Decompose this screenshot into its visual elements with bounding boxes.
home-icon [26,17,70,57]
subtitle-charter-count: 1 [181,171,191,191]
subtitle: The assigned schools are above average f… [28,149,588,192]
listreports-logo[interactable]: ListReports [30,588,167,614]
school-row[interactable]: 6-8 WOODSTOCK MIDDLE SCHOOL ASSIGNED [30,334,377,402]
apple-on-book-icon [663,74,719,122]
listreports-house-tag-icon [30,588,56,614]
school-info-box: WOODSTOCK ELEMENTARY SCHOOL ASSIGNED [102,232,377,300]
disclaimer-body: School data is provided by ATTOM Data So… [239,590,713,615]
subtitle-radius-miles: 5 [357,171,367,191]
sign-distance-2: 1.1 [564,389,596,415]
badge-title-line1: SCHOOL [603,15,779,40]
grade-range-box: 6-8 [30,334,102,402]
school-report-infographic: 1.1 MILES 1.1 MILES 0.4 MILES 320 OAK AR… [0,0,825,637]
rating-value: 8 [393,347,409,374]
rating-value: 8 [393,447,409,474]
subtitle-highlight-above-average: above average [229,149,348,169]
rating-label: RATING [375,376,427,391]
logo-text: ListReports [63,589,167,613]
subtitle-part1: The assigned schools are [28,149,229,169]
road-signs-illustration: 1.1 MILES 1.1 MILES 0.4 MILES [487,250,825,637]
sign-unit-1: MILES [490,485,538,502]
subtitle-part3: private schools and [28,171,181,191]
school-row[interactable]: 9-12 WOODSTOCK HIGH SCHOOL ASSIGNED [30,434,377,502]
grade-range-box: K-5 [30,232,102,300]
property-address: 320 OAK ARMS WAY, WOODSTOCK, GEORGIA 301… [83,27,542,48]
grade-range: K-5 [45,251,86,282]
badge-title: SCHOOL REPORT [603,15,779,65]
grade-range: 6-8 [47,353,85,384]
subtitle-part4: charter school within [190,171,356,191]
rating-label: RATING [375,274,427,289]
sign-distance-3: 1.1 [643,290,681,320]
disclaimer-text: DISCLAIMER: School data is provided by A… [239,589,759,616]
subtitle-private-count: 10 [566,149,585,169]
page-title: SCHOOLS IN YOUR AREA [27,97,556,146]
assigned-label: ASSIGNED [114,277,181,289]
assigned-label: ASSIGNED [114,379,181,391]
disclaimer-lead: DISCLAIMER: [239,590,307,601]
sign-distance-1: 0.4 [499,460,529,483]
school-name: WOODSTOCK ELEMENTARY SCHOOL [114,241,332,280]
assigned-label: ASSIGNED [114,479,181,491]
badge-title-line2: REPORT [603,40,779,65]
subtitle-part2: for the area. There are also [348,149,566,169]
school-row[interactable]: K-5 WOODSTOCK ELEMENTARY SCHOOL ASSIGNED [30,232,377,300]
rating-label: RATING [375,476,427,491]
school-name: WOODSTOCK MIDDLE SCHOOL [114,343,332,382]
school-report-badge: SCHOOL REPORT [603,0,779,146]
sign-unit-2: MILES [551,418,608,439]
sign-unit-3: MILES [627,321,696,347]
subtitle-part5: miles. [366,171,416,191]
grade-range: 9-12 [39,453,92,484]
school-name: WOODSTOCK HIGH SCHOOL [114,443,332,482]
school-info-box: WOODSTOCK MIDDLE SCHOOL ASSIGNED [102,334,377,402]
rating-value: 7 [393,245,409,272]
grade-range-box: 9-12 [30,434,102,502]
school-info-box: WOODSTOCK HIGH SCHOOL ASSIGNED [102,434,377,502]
+ + + + + + +
Task details
Please recast every line of the entries above as a Markdown table with the columns Row and Entry line, numbering the rows and omitting any blank lines.

The output
| Row | Entry line |
|---|---|
| 1 | Decompose this screenshot into its visual elements with bounding boxes. |
| 2 | home-icon [26,17,70,57] |
| 3 | subtitle-charter-count: 1 [181,171,191,191] |
| 4 | subtitle: The assigned schools are above average f… [28,149,588,192] |
| 5 | listreports-logo[interactable]: ListReports [30,588,167,614] |
| 6 | school-row[interactable]: 6-8 WOODSTOCK MIDDLE SCHOOL ASSIGNED [30,334,377,402] |
| 7 | apple-on-book-icon [663,74,719,122] |
| 8 | listreports-house-tag-icon [30,588,56,614] |
| 9 | school-info-box: WOODSTOCK ELEMENTARY SCHOOL ASSIGNED [102,232,377,300] |
| 10 | disclaimer-body: School data is provided by ATTOM Data So… [239,590,713,615] |
| 11 | subtitle-radius-miles: 5 [357,171,367,191] |
| 12 | sign-distance-2: 1.1 [564,389,596,415] |
| 13 | badge-title-line1: SCHOOL [603,15,779,40] |
| 14 | grade-range-box: 6-8 [30,334,102,402] |
| 15 | school-report-infographic: 1.1 MILES 1.1 MILES 0.4 MILES 320 OAK AR… [0,0,825,637] |
| 16 | rating-value: 8 [393,347,409,374] |
| 17 | rating-value: 8 [393,447,409,474] |
| 18 | subtitle-highlight-above-average: above average [229,149,348,169] |
| 19 | rating-label: RATING [375,376,427,391] |
| 20 | logo-text: ListReports [63,589,167,613] |
| 21 | subtitle-part1: The assigned schools are [28,149,229,169] |
| 22 | road-signs-illustration: 1.1 MILES 1.1 MILES 0.4 MILES [487,250,825,637] |
| 23 | sign-unit-1: MILES [490,485,538,502] |
| 24 | subtitle-part3: private schools and [28,171,181,191] |
| 25 | school-row[interactable]: 9-12 WOODSTOCK HIGH SCHOOL ASSIGNED [30,434,377,502] |
| 26 | grade-range-box: K-5 [30,232,102,300] |
| 27 | property-address: 320 OAK ARMS WAY, WOODSTOCK, GEORGIA 301… [83,27,542,48] |
| 28 | grade-range: K-5 [45,251,86,282] |
| 29 | badge-title: SCHOOL REPORT [603,15,779,65] |
| 30 | grade-range: 6-8 [47,353,85,384] |
| 31 | subtitle-part4: charter school within [190,171,356,191] |
| 32 | rating-label: RATING [375,274,427,289] |
| 33 | sign-distance-3: 1.1 [643,290,681,320] |
| 34 | disclaimer-text: DISCLAIMER: School data is provided by A… [239,589,759,616] |
| 35 | subtitle-private-count: 10 [566,149,585,169] |
| 36 | page-title: SCHOOLS IN YOUR AREA [27,97,556,146] |
| 37 | assigned-label: ASSIGNED [114,277,181,289] |
| 38 | assigned-label: ASSIGNED [114,379,181,391] |
| 39 | disclaimer-lead: DISCLAIMER: [239,590,307,601] |
| 40 | sign-distance-1: 0.4 [499,460,529,483] |
| 41 | school-name: WOODSTOCK ELEMENTARY SCHOOL [114,241,332,280] |
| 42 | assigned-label: ASSIGNED [114,479,181,491] |
| 43 | badge-title-line2: REPORT [603,40,779,65] |
| 44 | subtitle-part2: for the area. There are also [348,149,566,169] |
| 45 | school-row[interactable]: K-5 WOODSTOCK ELEMENTARY SCHOOL ASSIGNED [30,232,377,300] |
| 46 | rating-label: RATING [375,476,427,491] |
| 47 | school-name: WOODSTOCK MIDDLE SCHOOL [114,343,332,382] |
| 48 | school-report-badge: SCHOOL REPORT [603,0,779,146] |
| 49 | sign-unit-2: MILES [551,418,608,439] |
| 50 | sign-unit-3: MILES [627,321,696,347] |
| 51 | subtitle-part5: miles. [366,171,416,191] |
| 52 | grade-range: 9-12 [39,453,92,484] |
| 53 | school-name: WOODSTOCK HIGH SCHOOL [114,443,332,482] |
| 54 | school-info-box: WOODSTOCK MIDDLE SCHOOL ASSIGNED [102,334,377,402] |
| 55 | rating-value: 7 [393,245,409,272] |
| 56 | grade-range-box: 9-12 [30,434,102,502] |
| 57 | school-info-box: WOODSTOCK HIGH SCHOOL ASSIGNED [102,434,377,502] |